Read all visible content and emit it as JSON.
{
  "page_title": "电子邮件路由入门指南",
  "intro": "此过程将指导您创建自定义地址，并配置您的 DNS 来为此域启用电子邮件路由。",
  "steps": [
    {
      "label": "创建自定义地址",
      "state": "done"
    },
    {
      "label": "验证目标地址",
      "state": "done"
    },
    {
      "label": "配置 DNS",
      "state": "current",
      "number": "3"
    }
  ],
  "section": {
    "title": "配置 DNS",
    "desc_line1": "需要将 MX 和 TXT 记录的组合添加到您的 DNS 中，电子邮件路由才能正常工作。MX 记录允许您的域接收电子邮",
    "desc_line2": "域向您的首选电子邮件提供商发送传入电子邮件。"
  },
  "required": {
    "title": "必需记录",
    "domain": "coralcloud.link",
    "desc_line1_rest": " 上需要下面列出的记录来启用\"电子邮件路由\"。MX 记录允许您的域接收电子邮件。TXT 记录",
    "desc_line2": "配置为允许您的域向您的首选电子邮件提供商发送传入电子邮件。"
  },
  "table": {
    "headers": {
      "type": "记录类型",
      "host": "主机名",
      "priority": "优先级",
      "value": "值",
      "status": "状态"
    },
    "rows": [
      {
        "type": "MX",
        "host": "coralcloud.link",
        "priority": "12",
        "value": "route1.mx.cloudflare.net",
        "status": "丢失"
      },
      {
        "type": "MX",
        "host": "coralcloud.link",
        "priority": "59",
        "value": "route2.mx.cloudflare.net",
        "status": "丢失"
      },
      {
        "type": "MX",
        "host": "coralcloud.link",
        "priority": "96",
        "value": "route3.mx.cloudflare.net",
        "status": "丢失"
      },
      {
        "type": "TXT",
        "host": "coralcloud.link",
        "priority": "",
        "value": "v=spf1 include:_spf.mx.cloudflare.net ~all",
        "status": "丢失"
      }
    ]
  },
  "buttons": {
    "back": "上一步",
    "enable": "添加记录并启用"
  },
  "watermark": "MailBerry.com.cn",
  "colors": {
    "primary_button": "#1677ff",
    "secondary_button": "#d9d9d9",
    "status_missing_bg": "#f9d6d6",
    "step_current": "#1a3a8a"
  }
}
#####
#### [Task brief]
Repeat each record in full; every line must match exactly.

#### [In response]
Read all visible content and emit it as JSON.
{
  "page_title": "电子邮件路由入门指南",
  "intro": "此过程将指导您创建自定义地址，并配置您的 DNS 来为此域启用电子邮件路由。",
  "steps": [
    {
      "label": "创建自定义地址",
      "state": "done"
    },
    {
      "label": "验证目标地址",
      "state": "done"
    },
    {
      "label": "配置 DNS",
      "state": "current",
      "number": "3"
    }
  ],
  "section": {
    "title": "配置 DNS",
    "desc_line1": "需要将 MX 和 TXT 记录的组合添加到您的 DNS 中，电子邮件路由才能正常工作。MX 记录允许您的域接收电子邮",
    "desc_line2": "域向您的首选电子邮件提供商发送传入电子邮件。"
  },
  "required": {
    "title": "必需记录",
    "domain": "coralcloud.link",
    "desc_line1_rest": " 上需要下面列出的记录来启用\"电子邮件路由\"。MX 记录允许您的域接收电子邮件。TXT 记录",
    "desc_line2": "配置为允许您的域向您的首选电子邮件提供商发送传入电子邮件。"
  },
  "table": {
    "headers": {
      "type": "记录类型",
      "host": "主机名",
      "priority": "优先级",
      "value": "值",
      "status": "状态"
    },
    "rows": [
      {
        "type": "MX",
        "host": "coralcloud.link",
        "priority": "12",
        "value": "route1.mx.cloudflare.net",
        "status": "丢失"
      },
      {
        "type": "MX",
        "host": "coralcloud.link",
        "priority": "59",
        "value": "route2.mx.cloudflare.net",
        "status": "丢失"
      },
      {
        "type": "MX",
        "host": "coralcloud.link",
        "priority": "96",
        "value": "route3.mx.cloudflare.net",
        "status": "丢失"
      },
      {
        "type": "TXT",
        "host": "coralcloud.link",
        "priority": "",
        "value": "v=spf1 include:_spf.mx.cloudflare.net ~all",
        "status": "丢失"
      }
    ]
  },
  "buttons": {
    "back": "上一步",
    "enable": "添加记录并启用"
  },
  "watermark": "MailBerry.com.cn",
  "colors": {
    "primary_button": "#1677ff",
    "secondary_button": "#d9d9d9",
    "status_missing_bg": "#f9d6d6",
    "step_current": "#1a3a8a"
  }
}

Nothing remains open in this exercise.